-- START OF Supplied records --

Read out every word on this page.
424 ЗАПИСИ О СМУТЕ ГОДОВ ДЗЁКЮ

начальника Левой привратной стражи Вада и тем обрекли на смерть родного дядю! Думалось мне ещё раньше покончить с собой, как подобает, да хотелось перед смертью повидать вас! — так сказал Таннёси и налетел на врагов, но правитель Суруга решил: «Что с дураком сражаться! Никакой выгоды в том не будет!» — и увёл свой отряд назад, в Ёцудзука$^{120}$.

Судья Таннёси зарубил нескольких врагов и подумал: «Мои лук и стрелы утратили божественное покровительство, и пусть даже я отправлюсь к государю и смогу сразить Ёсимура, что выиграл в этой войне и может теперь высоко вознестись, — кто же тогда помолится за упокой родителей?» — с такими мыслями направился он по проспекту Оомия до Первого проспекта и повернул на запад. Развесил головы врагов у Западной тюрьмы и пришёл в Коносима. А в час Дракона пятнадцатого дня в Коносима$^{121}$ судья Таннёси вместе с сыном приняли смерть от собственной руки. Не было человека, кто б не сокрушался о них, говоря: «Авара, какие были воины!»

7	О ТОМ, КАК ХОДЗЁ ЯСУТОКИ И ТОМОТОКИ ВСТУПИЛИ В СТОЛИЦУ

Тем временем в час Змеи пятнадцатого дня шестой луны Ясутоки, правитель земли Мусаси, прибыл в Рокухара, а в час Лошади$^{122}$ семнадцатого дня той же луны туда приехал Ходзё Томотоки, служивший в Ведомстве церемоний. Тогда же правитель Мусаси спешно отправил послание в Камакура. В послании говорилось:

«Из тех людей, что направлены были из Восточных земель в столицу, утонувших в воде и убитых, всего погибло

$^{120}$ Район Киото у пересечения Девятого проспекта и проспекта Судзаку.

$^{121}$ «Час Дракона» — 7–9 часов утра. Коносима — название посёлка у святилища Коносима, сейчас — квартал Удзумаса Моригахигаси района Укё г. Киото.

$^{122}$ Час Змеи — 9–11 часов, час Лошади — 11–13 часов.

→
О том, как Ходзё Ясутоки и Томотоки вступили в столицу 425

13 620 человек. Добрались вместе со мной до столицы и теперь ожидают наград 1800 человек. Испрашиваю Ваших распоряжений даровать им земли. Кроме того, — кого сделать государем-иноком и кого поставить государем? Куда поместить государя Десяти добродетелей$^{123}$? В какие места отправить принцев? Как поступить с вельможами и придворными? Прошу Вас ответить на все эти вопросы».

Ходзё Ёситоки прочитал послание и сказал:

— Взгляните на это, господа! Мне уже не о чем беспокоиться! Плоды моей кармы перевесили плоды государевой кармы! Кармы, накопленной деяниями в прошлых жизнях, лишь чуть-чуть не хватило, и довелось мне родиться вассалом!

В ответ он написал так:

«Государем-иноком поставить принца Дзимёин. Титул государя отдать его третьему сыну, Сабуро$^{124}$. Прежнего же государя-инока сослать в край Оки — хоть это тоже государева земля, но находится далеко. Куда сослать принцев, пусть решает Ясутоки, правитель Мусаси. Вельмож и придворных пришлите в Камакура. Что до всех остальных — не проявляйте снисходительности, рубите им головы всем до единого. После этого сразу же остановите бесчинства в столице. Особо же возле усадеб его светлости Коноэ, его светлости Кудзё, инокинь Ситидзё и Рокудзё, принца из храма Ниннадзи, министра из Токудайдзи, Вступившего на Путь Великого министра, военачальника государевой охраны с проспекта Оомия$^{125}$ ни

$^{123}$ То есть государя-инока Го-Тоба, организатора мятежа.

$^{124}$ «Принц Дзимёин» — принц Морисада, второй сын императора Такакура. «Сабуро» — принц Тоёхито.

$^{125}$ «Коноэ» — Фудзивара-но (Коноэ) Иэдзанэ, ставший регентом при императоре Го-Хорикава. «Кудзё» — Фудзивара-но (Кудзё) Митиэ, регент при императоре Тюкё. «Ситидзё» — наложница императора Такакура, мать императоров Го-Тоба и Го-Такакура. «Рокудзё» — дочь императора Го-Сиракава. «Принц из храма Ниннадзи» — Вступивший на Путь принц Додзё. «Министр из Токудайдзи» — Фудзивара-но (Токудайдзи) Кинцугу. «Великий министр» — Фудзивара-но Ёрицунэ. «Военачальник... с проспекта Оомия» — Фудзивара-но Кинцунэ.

-- END OF Supplied records --

Your instructions ->
List each line in the listing that contains the string "иноком".

Finished exercise ->
13 620 человек. Добрались вместе со мной до столицы и теперь ожидают наград 1800 человек. Испрашиваю Ваших распоряжений даровать им земли. Кроме того, — кого сделать государем-иноком и кого поставить государем? Куда поместить государя Десяти добродетелей$^{123}$? В какие места отправить принцев? Как поступить с вельможами и придворными? Прошу Вас ответить на все эти вопросы».
«Государем-иноком поставить принца Дзимёин. Титул государя отдать его третьему сыну, Сабуро$^{124}$. Прежнего же государя-инока сослать в край Оки — хоть это тоже государева земля, но находится далеко. Куда сослать принцев, пусть решает Ясутоки, правитель Мусаси. Вельмож и придворных пришлите в Камакура. Что до всех остальных — не проявляйте снисходительности, рубите им головы всем до единого. После этого сразу же остановите бесчинства в столице. Особо же возле усадеб его светлости Коноэ, его светлости Кудзё, инокинь Ситидзё и Рокудзё, принца из храма Ниннадзи, министра из Токудайдзи, Вступившего на Путь Великого министра, военачальника государевой охраны с проспекта Оомия$^{125}$ ни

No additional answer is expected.